INSTRUCTION =
Omit every picture, then give all the entries again exactly.

Collected data entries
——
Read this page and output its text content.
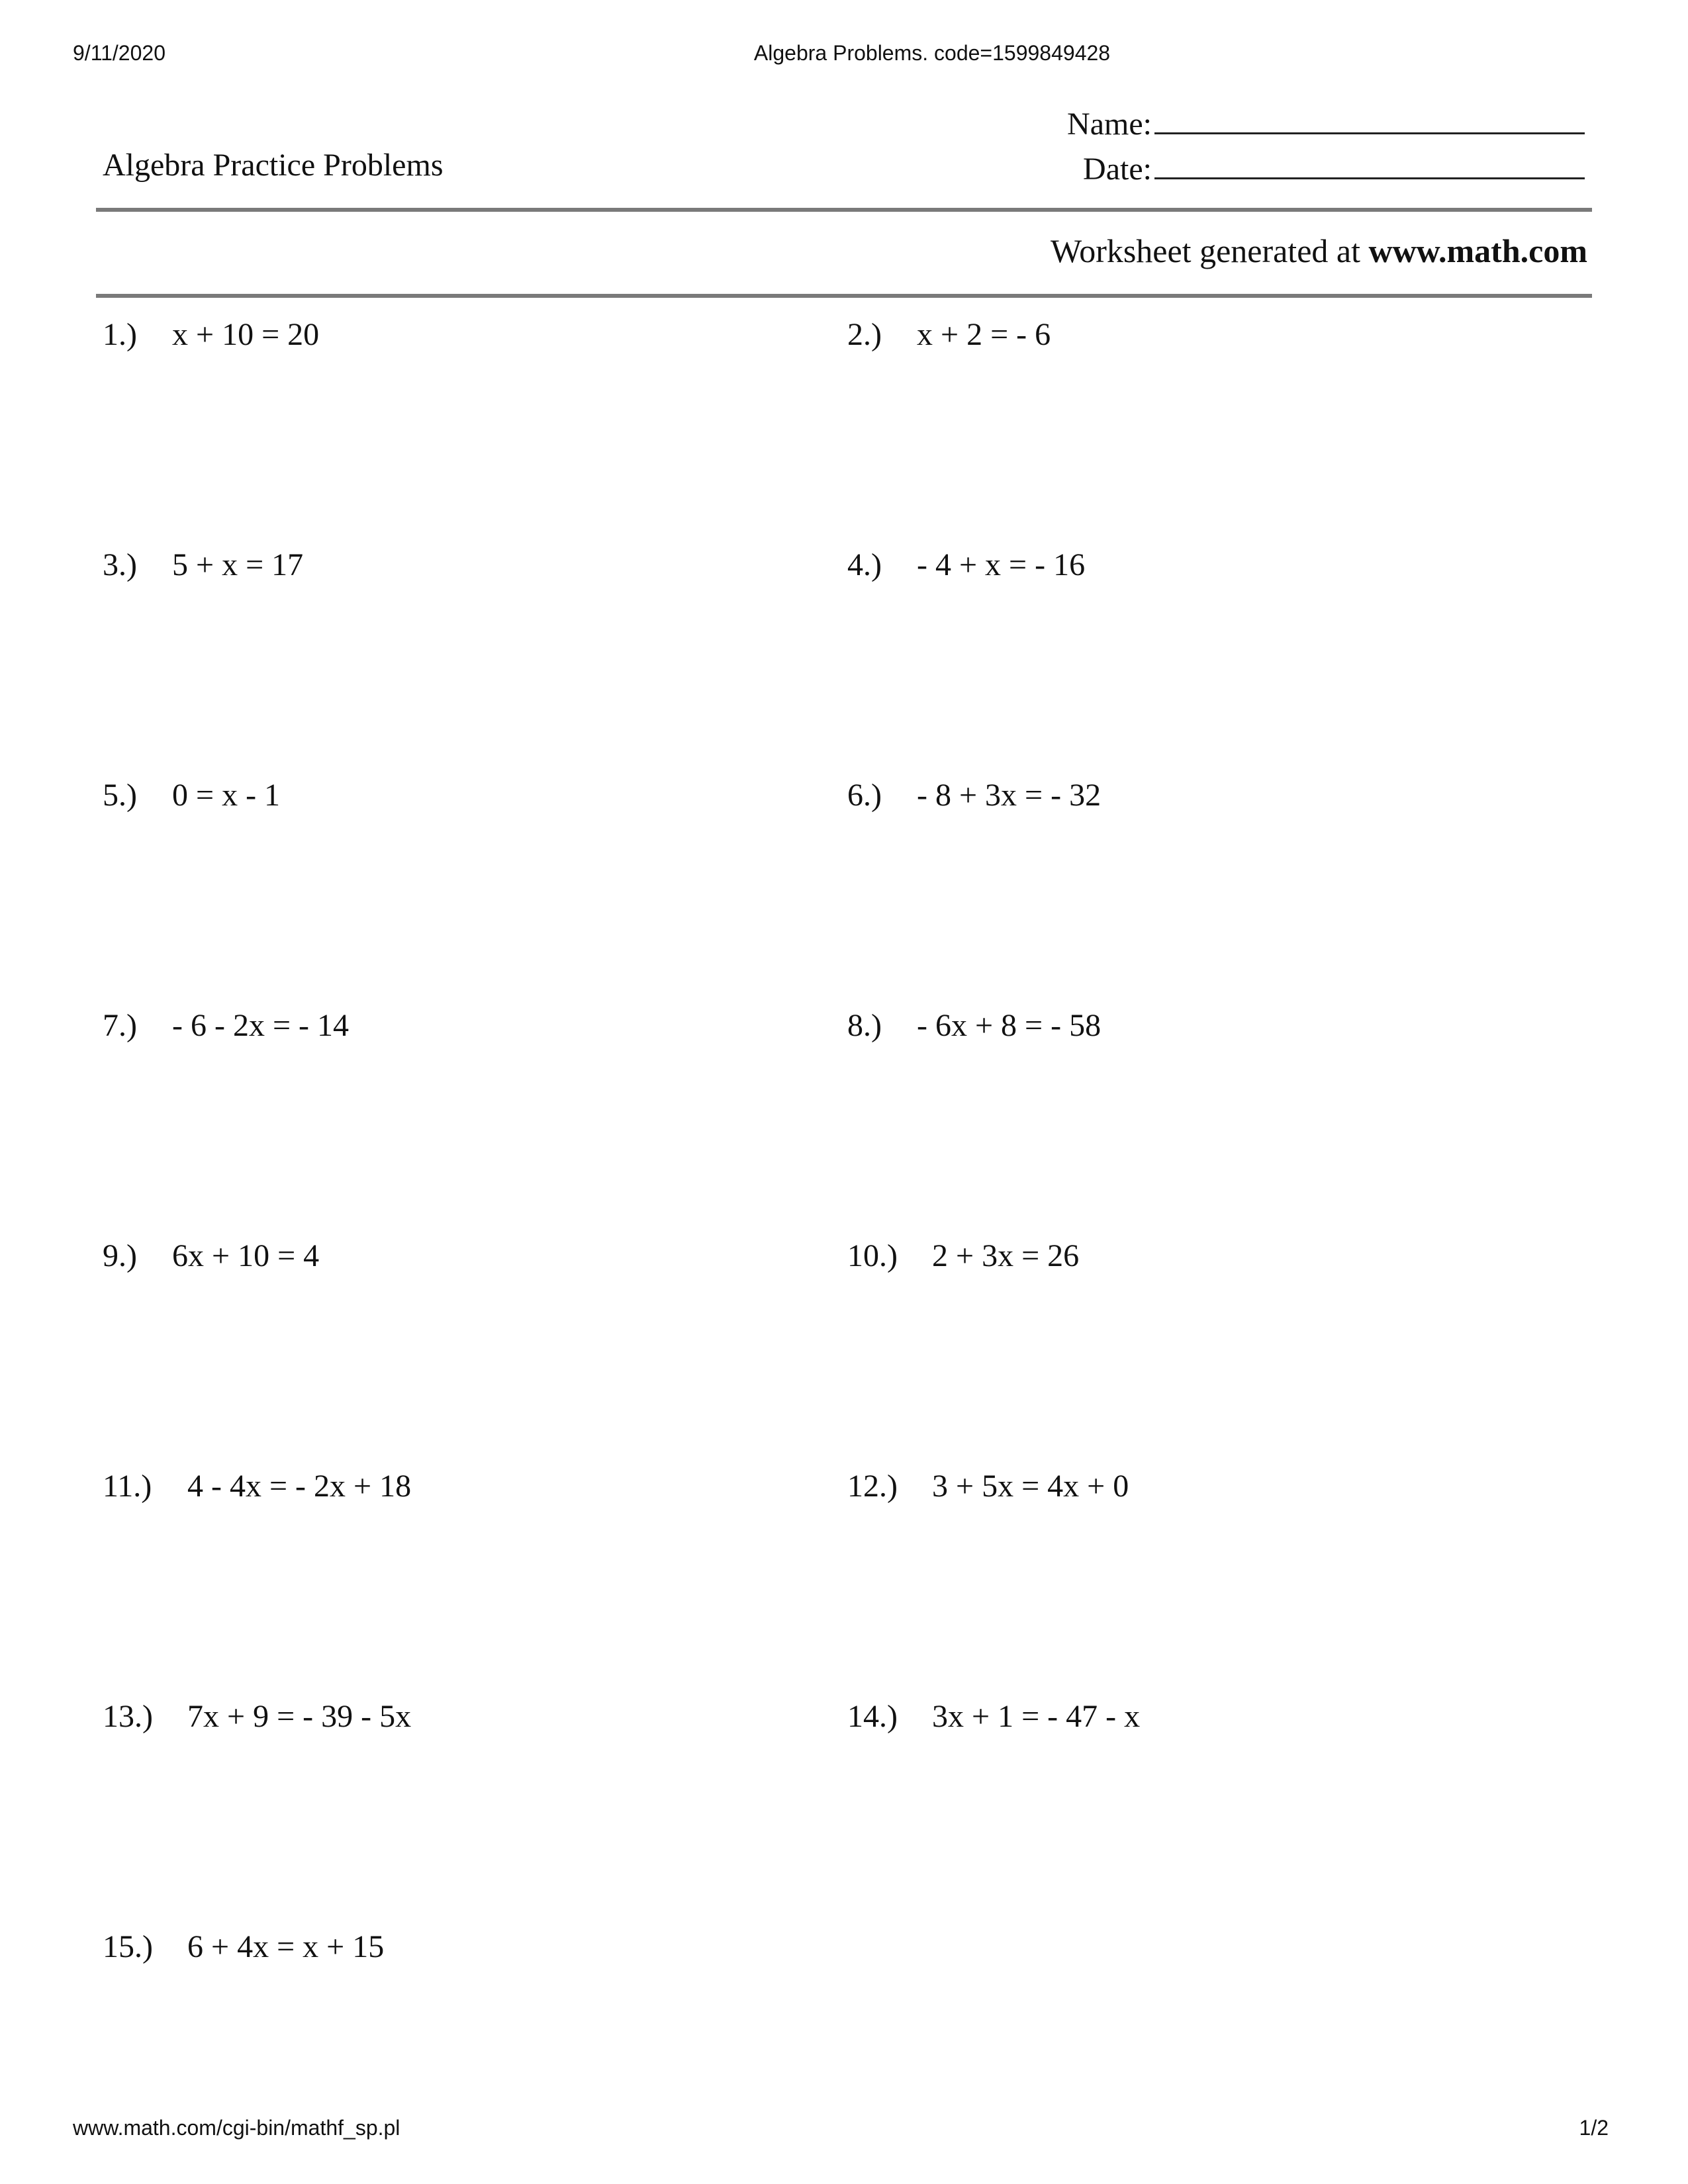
9/11/2020	Algebra Problems. code=1599849428
Algebra Practice Problems
Name:
Date:
Worksheet generated at www.math.com
1.) x + 10 = 20	2.) x + 2 = - 6
3.) 5 + x = 17	4.) - 4 + x = - 16
5.) 0 = x - 1	6.) - 8 + 3x = - 32
7.) - 6 - 2x = - 14	8.) - 6x + 8 = - 58
9.) 6x + 10 = 4	10.) 2 + 3x = 26
11.) 4 - 4x = - 2x + 18	12.) 3 + 5x = 4x + 0
13.) 7x + 9 = - 39 - 5x	14.) 3x + 1 = - 47 - x
15.) 6 + 4x = x + 15
www.math.com/cgi-bin/mathf_sp.pl	1/2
——
RESULT OF THIS EXERCISE =
Read this page and output its text content.
9/11/2020	Algebra Problems. code=1599849428
Algebra Practice Problems
Name:
Date:
Worksheet generated at www.math.com
1.) x + 10 = 20	2.) x + 2 = - 6
3.) 5 + x = 17	4.) - 4 + x = - 16
5.) 0 = x - 1	6.) - 8 + 3x = - 32
7.) - 6 - 2x = - 14	8.) - 6x + 8 = - 58
9.) 6x + 10 = 4	10.) 2 + 3x = 26
11.) 4 - 4x = - 2x + 18	12.) 3 + 5x = 4x + 0
13.) 7x + 9 = - 39 - 5x	14.) 3x + 1 = - 47 - x
15.) 6 + 4x = x + 15
www.math.com/cgi-bin/mathf_sp.pl	1/2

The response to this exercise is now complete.